## [WORKING DATA]
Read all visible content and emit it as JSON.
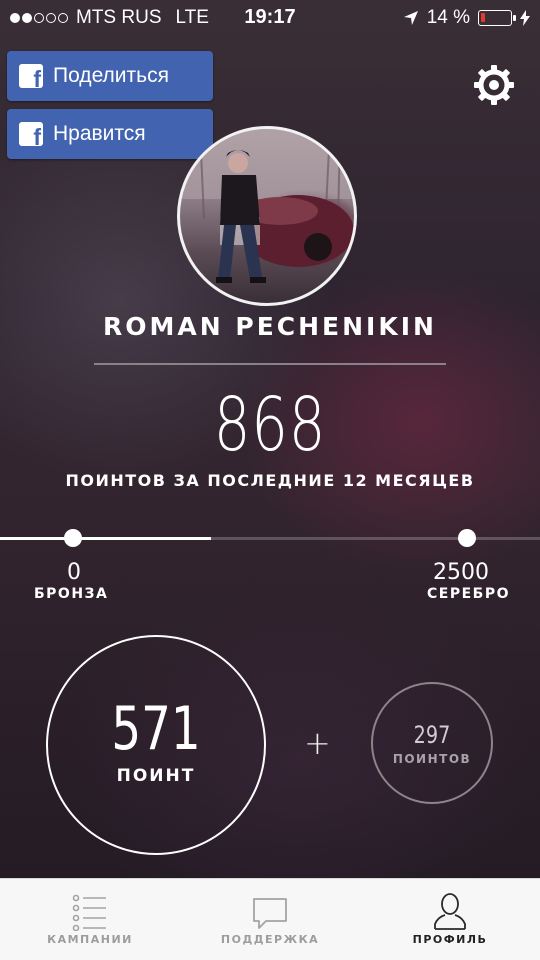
{
  "status_bar": {
    "carrier": "MTS RUS",
    "network": "LTE",
    "time": "19:17",
    "battery_percent": "14 %",
    "signal_bars": 2,
    "signal_total": 5,
    "battery_level": 0.14
  },
  "share_buttons": {
    "share_label": "Поделиться",
    "like_label": "Нравится",
    "fb_letter": "f"
  },
  "profile": {
    "name": "ROMAN PECHENIKIN",
    "points_total": "868",
    "points_caption": "ПОИНТОВ ЗА ПОСЛЕДНИЕ 12 МЕСЯЦЕВ"
  },
  "levels": {
    "progress_fraction": 0.39,
    "current": {
      "value": "0",
      "label": "БРОНЗА"
    },
    "next": {
      "value": "2500",
      "label": "СЕРЕБРО"
    }
  },
  "points_breakdown": {
    "main_value": "571",
    "main_label": "ПОИНТ",
    "plus": "+",
    "extra_value": "297",
    "extra_label": "ПОИНТОВ"
  },
  "tabs": [
    {
      "label": "КАМПАНИИ",
      "icon": "list-icon",
      "active": false
    },
    {
      "label": "ПОДДЕРЖКА",
      "icon": "chat-bubble-icon",
      "active": false
    },
    {
      "label": "ПРОФИЛЬ",
      "icon": "person-icon",
      "active": true
    }
  ],
  "colors": {
    "facebook": "#4264b0",
    "battery_low": "#e23b2e",
    "tab_active": "#222222",
    "tab_inactive": "#9d9d9d"
  }
}
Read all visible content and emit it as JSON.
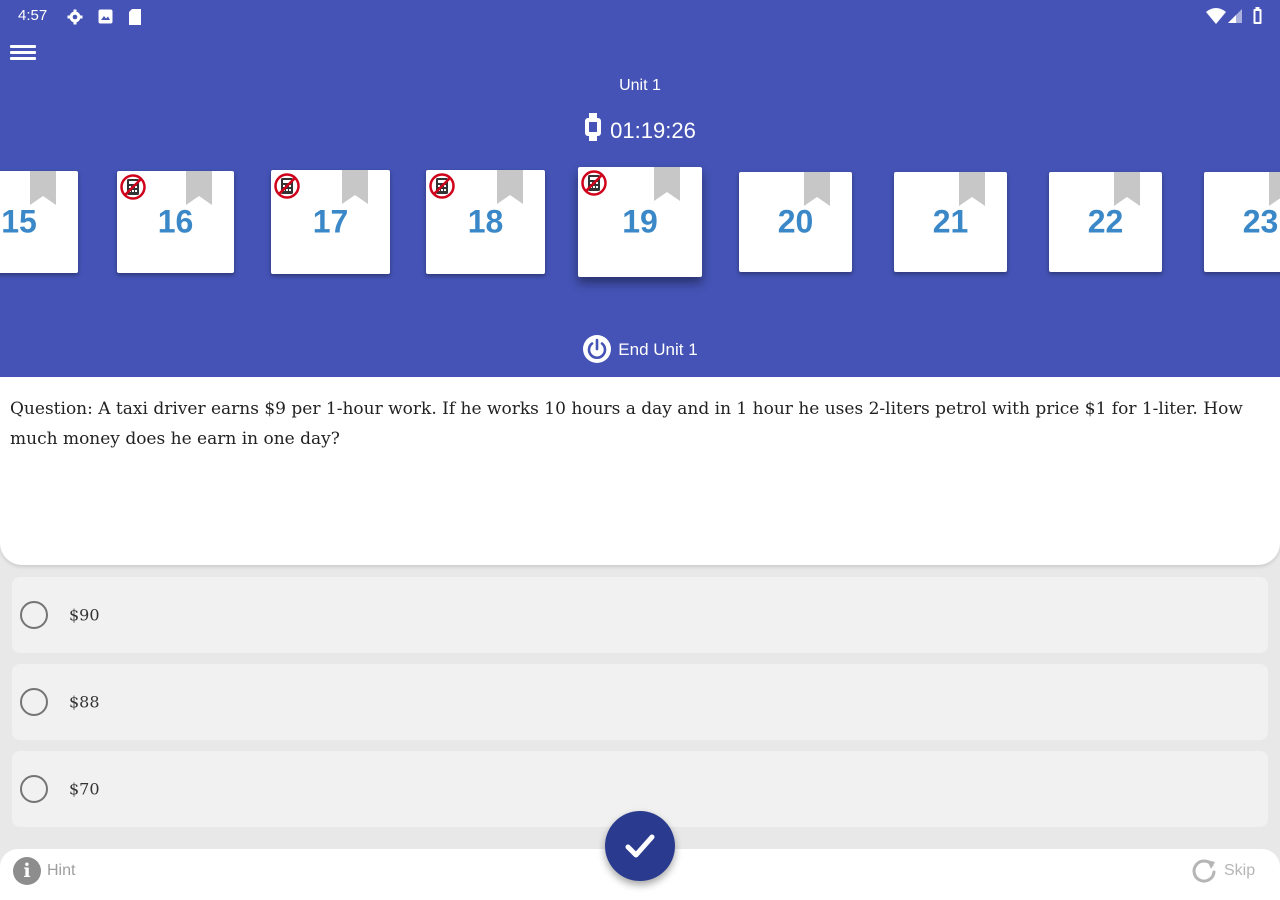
{
  "status_bar": {
    "time": "4:57",
    "icons": [
      "settings-icon",
      "image-icon",
      "sd-card-icon",
      "wifi-icon",
      "signal-icon",
      "battery-icon"
    ]
  },
  "header": {
    "menu_icon": "hamburger-menu-icon",
    "unit_title": "Unit 1",
    "timer": "01:19:26",
    "end_unit_label": "End Unit 1"
  },
  "question_cards": [
    {
      "number": "15",
      "calculator": false,
      "selected": false
    },
    {
      "number": "16",
      "calculator": true,
      "selected": false
    },
    {
      "number": "17",
      "calculator": true,
      "selected": false
    },
    {
      "number": "18",
      "calculator": true,
      "selected": false
    },
    {
      "number": "19",
      "calculator": true,
      "selected": true
    },
    {
      "number": "20",
      "calculator": false,
      "selected": false
    },
    {
      "number": "21",
      "calculator": false,
      "selected": false
    },
    {
      "number": "22",
      "calculator": false,
      "selected": false
    },
    {
      "number": "23",
      "calculator": false,
      "selected": false
    }
  ],
  "question": {
    "text": "Question: A taxi driver earns $9 per 1-hour work. If he works 10 hours a day and in 1 hour he uses 2-liters petrol with price $1 for 1-liter. How much money does he earn in one day?"
  },
  "options": [
    {
      "label": "$90"
    },
    {
      "label": "$88"
    },
    {
      "label": "$70"
    }
  ],
  "bottom_bar": {
    "hint_label": "Hint",
    "skip_label": "Skip",
    "submit_icon": "checkmark-icon"
  },
  "colors": {
    "header": "#4453b5",
    "card_number": "#3b88c8",
    "fab": "#2a3b8f"
  }
}
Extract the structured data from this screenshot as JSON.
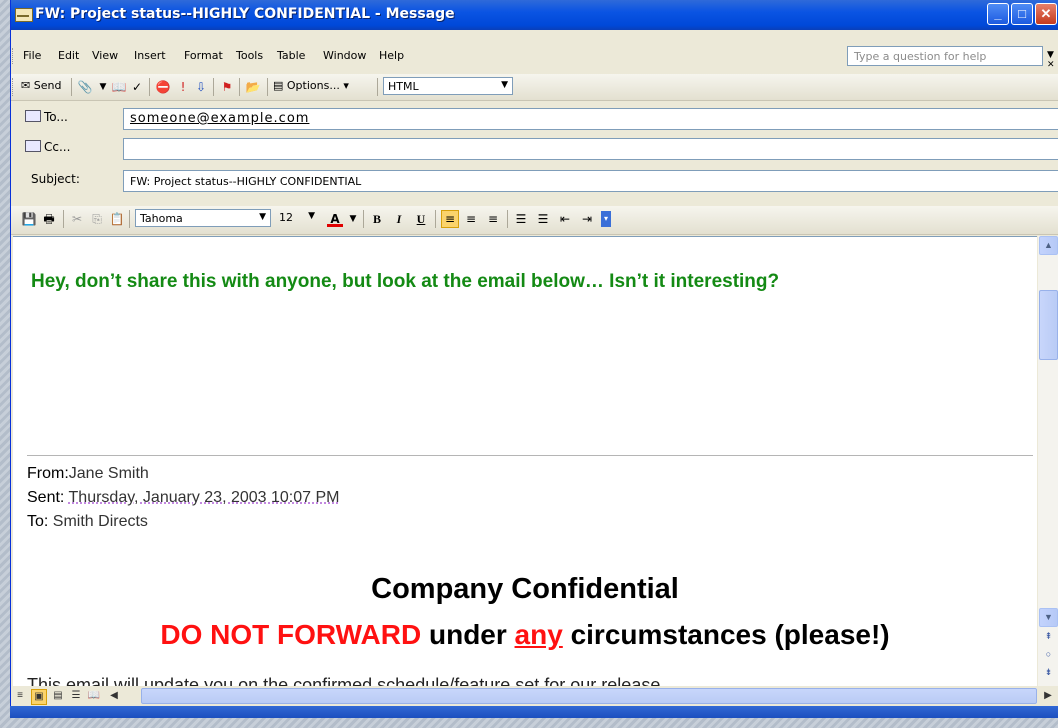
{
  "window": {
    "title": "FW: Project status--HIGHLY CONFIDENTIAL - Message"
  },
  "menu": {
    "items": [
      "File",
      "Edit",
      "View",
      "Insert",
      "Format",
      "Tools",
      "Table",
      "Window",
      "Help"
    ],
    "help_placeholder": "Type a question for help"
  },
  "toolbar": {
    "send_label": "Send",
    "options_label": "Options...",
    "format_value": "HTML"
  },
  "header": {
    "to_label": "To...",
    "to_value": "someone@example.com",
    "cc_label": "Cc...",
    "cc_value": "",
    "subject_label": "Subject:",
    "subject_value": "FW: Project status--HIGHLY CONFIDENTIAL"
  },
  "format_toolbar": {
    "font": "Tahoma",
    "size": "12",
    "bold": "B",
    "italic": "I",
    "underline": "U"
  },
  "body": {
    "intro": "Hey, don’t share this with anyone, but look at the email below… Isn’t it interesting?",
    "from_label": "From:",
    "from_value": "Jane Smith",
    "sent_label": "Sent:",
    "sent_value": "Thursday, January 23, 2003 10:07 PM",
    "to_label": "To:",
    "to_value": "Smith Directs",
    "heading": "Company Confidential",
    "warning_part1": "DO NOT FORWARD",
    "warning_part2": " under ",
    "warning_part3": "any",
    "warning_part4": " circumstances (please!)",
    "paragraph": "This email will update you on the confirmed schedule/feature set for our release,"
  },
  "colors": {
    "titlebar": "#0a54e3",
    "intro_text": "#148a14",
    "warning_red": "#ff1111"
  }
}
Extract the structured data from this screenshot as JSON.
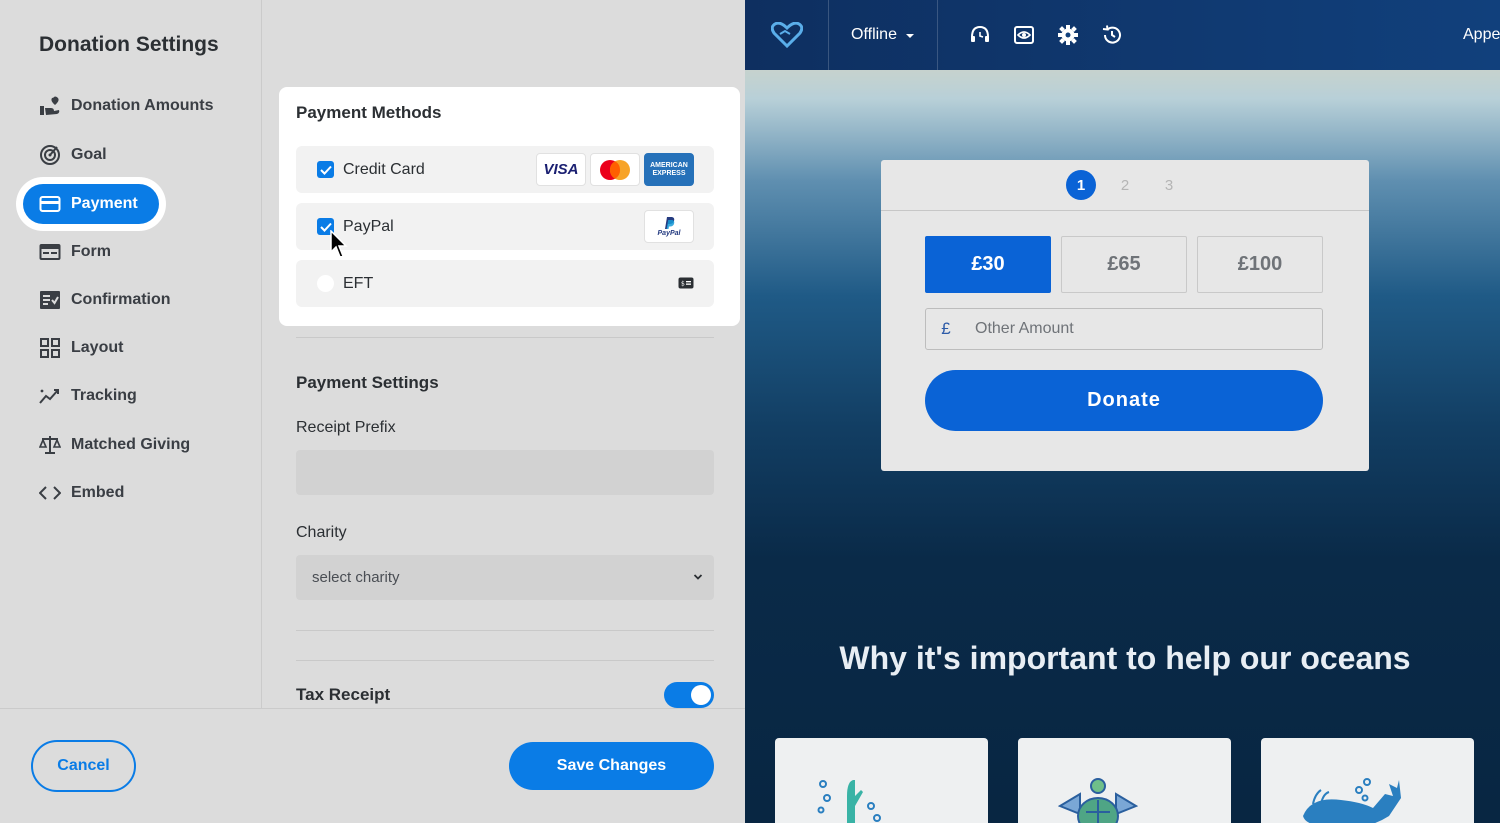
{
  "settings": {
    "title": "Donation Settings",
    "nav": [
      {
        "label": "Donation Amounts",
        "icon": "hand-heart-icon"
      },
      {
        "label": "Goal",
        "icon": "target-icon"
      },
      {
        "label": "Payment",
        "icon": "credit-card-icon",
        "active": true
      },
      {
        "label": "Form",
        "icon": "form-icon"
      },
      {
        "label": "Confirmation",
        "icon": "checklist-icon"
      },
      {
        "label": "Layout",
        "icon": "grid-icon"
      },
      {
        "label": "Tracking",
        "icon": "trend-icon"
      },
      {
        "label": "Matched Giving",
        "icon": "scale-icon"
      },
      {
        "label": "Embed",
        "icon": "code-icon"
      }
    ],
    "payment_methods": {
      "title": "Payment Methods",
      "methods": [
        {
          "label": "Credit Card",
          "checked": true,
          "logos": [
            "VISA",
            "mastercard-logo-icon",
            "AMERICAN EXPRESS"
          ]
        },
        {
          "label": "PayPal",
          "checked": true,
          "logos": [
            "PayPal"
          ]
        },
        {
          "label": "EFT",
          "checked": false,
          "logos": [
            "cash-icon"
          ]
        }
      ]
    },
    "payment_settings": {
      "title": "Payment Settings",
      "receipt_prefix_label": "Receipt Prefix",
      "receipt_prefix_value": "",
      "charity_label": "Charity",
      "charity_value": "select charity",
      "tax_receipt_label": "Tax Receipt",
      "tax_receipt_on": true
    },
    "footer": {
      "cancel_label": "Cancel",
      "save_label": "Save Changes"
    }
  },
  "preview": {
    "topbar": {
      "status": "Offline",
      "icons": [
        "headset-icon",
        "eye-icon",
        "gear-icon",
        "history-icon"
      ],
      "appearance": "Appe"
    },
    "donate_form": {
      "steps": [
        "1",
        "2",
        "3"
      ],
      "active_step": "1",
      "amounts": [
        "£30",
        "£65",
        "£100"
      ],
      "selected_amount": "£30",
      "currency_symbol": "£",
      "other_amount_placeholder": "Other Amount",
      "donate_label": "Donate"
    },
    "why_title": "Why it's important to help our oceans",
    "cards": [
      "coral-icon",
      "turtle-icon",
      "whale-icon"
    ]
  },
  "colors": {
    "accent": "#0a7ce6",
    "form_blue": "#0a63d6",
    "panel_bg": "#dcdcdc"
  }
}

## [TASK OBJECTIVE]
The records above should be reproduced exactly, with no pictures included.

## [SOLUTION TO THE EXERCISE]
Read all visible content and emit it as JSON.
{
  "status_bar": {
    "carrier": "MTS RUS",
    "network": "LTE",
    "time": "19:17",
    "battery_percent": "14 %",
    "signal_bars": 2,
    "signal_total": 5,
    "battery_level": 0.14
  },
  "share_buttons": {
    "share_label": "Поделиться",
    "like_label": "Нравится",
    "fb_letter": "f"
  },
  "profile": {
    "name": "ROMAN PECHENIKIN",
    "points_total": "868",
    "points_caption": "ПОИНТОВ ЗА ПОСЛЕДНИЕ 12 МЕСЯЦЕВ"
  },
  "levels": {
    "progress_fraction": 0.39,
    "current": {
      "value": "0",
      "label": "БРОНЗА"
    },
    "next": {
      "value": "2500",
      "label": "СЕРЕБРО"
    }
  },
  "points_breakdown": {
    "main_value": "571",
    "main_label": "ПОИНТ",
    "plus": "+",
    "extra_value": "297",
    "extra_label": "ПОИНТОВ"
  },
  "tabs": [
    {
      "label": "КАМПАНИИ",
      "icon": "list-icon",
      "active": false
    },
    {
      "label": "ПОДДЕРЖКА",
      "icon": "chat-bubble-icon",
      "active": false
    },
    {
      "label": "ПРОФИЛЬ",
      "icon": "person-icon",
      "active": true
    }
  ],
  "colors": {
    "facebook": "#4264b0",
    "battery_low": "#e23b2e",
    "tab_active": "#222222",
    "tab_inactive": "#9d9d9d"
  }
}
Read all visible content and emit it as JSON.
{
  "status_bar": {
    "time": "4:57",
    "icons": [
      "settings-icon",
      "image-icon",
      "sd-card-icon",
      "wifi-icon",
      "signal-icon",
      "battery-icon"
    ]
  },
  "header": {
    "menu_icon": "hamburger-menu-icon",
    "unit_title": "Unit 1",
    "timer": "01:19:26",
    "end_unit_label": "End Unit 1"
  },
  "question_cards": [
    {
      "number": "15",
      "calculator": false,
      "selected": false
    },
    {
      "number": "16",
      "calculator": true,
      "selected": false
    },
    {
      "number": "17",
      "calculator": true,
      "selected": false
    },
    {
      "number": "18",
      "calculator": true,
      "selected": false
    },
    {
      "number": "19",
      "calculator": true,
      "selected": true
    },
    {
      "number": "20",
      "calculator": false,
      "selected": false
    },
    {
      "number": "21",
      "calculator": false,
      "selected": false
    },
    {
      "number": "22",
      "calculator": false,
      "selected": false
    },
    {
      "number": "23",
      "calculator": false,
      "selected": false
    }
  ],
  "question": {
    "text": "Question: A taxi driver earns $9 per 1-hour work. If he works 10 hours a day and in 1 hour he uses 2-liters petrol with price $1 for 1-liter. How much money does he earn in one day?"
  },
  "options": [
    {
      "label": "$90"
    },
    {
      "label": "$88"
    },
    {
      "label": "$70"
    }
  ],
  "bottom_bar": {
    "hint_label": "Hint",
    "skip_label": "Skip",
    "submit_icon": "checkmark-icon"
  },
  "colors": {
    "header": "#4453b5",
    "card_number": "#3b88c8",
    "fab": "#2a3b8f"
  }
}
Extract the structured data from this screenshot as JSON.
{
  "window": {
    "title": "FW: Project status--HIGHLY CONFIDENTIAL - Message"
  },
  "menu": {
    "items": [
      "File",
      "Edit",
      "View",
      "Insert",
      "Format",
      "Tools",
      "Table",
      "Window",
      "Help"
    ],
    "help_placeholder": "Type a question for help"
  },
  "toolbar": {
    "send_label": "Send",
    "options_label": "Options...",
    "format_value": "HTML"
  },
  "header": {
    "to_label": "To...",
    "to_value": "someone@example.com",
    "cc_label": "Cc...",
    "cc_value": "",
    "subject_label": "Subject:",
    "subject_value": "FW: Project status--HIGHLY CONFIDENTIAL"
  },
  "format_toolbar": {
    "font": "Tahoma",
    "size": "12",
    "bold": "B",
    "italic": "I",
    "underline": "U"
  },
  "body": {
    "intro": "Hey, don’t share this with anyone, but look at the email below… Isn’t it interesting?",
    "from_label": "From:",
    "from_value": "Jane Smith",
    "sent_label": "Sent:",
    "sent_value": "Thursday, January 23, 2003 10:07 PM",
    "to_label": "To:",
    "to_value": "Smith Directs",
    "heading": "Company Confidential",
    "warning_part1": "DO NOT FORWARD",
    "warning_part2": " under ",
    "warning_part3": "any",
    "warning_part4": " circumstances (please!)",
    "paragraph": "This email will update you on the confirmed schedule/feature set for our release,"
  },
  "colors": {
    "titlebar": "#0a54e3",
    "intro_text": "#148a14",
    "warning_red": "#ff1111"
  }
}
Extract the structured data from this screenshot as JSON.
{
  "settings": {
    "title": "Donation Settings",
    "nav": [
      {
        "label": "Donation Amounts",
        "icon": "hand-heart-icon"
      },
      {
        "label": "Goal",
        "icon": "target-icon"
      },
      {
        "label": "Payment",
        "icon": "credit-card-icon",
        "active": true
      },
      {
        "label": "Form",
        "icon": "form-icon"
      },
      {
        "label": "Confirmation",
        "icon": "checklist-icon"
      },
      {
        "label": "Layout",
        "icon": "grid-icon"
      },
      {
        "label": "Tracking",
        "icon": "trend-icon"
      },
      {
        "label": "Matched Giving",
        "icon": "scale-icon"
      },
      {
        "label": "Embed",
        "icon": "code-icon"
      }
    ],
    "payment_methods": {
      "title": "Payment Methods",
      "methods": [
        {
          "label": "Credit Card",
          "checked": true,
          "logos": [
            "VISA",
            "mastercard-logo-icon",
            "AMERICAN EXPRESS"
          ]
        },
        {
          "label": "PayPal",
          "checked": true,
          "logos": [
            "PayPal"
          ]
        },
        {
          "label": "EFT",
          "checked": false,
          "logos": [
            "cash-icon"
          ]
        }
      ]
    },
    "payment_settings": {
      "title": "Payment Settings",
      "receipt_prefix_label": "Receipt Prefix",
      "receipt_prefix_value": "",
      "charity_label": "Charity",
      "charity_value": "select charity",
      "tax_receipt_label": "Tax Receipt",
      "tax_receipt_on": true
    },
    "footer": {
      "cancel_label": "Cancel",
      "save_label": "Save Changes"
    }
  },
  "preview": {
    "topbar": {
      "status": "Offline",
      "icons": [
        "headset-icon",
        "eye-icon",
        "gear-icon",
        "history-icon"
      ],
      "appearance": "Appe"
    },
    "donate_form": {
      "steps": [
        "1",
        "2",
        "3"
      ],
      "active_step": "1",
      "amounts": [
        "£30",
        "£65",
        "£100"
      ],
      "selected_amount": "£30",
      "currency_symbol": "£",
      "other_amount_placeholder": "Other Amount",
      "donate_label": "Donate"
    },
    "why_title": "Why it's important to help our oceans",
    "cards": [
      "coral-icon",
      "turtle-icon",
      "whale-icon"
    ]
  },
  "colors": {
    "accent": "#0a7ce6",
    "form_blue": "#0a63d6",
    "panel_bg": "#dcdcdc"
  }
}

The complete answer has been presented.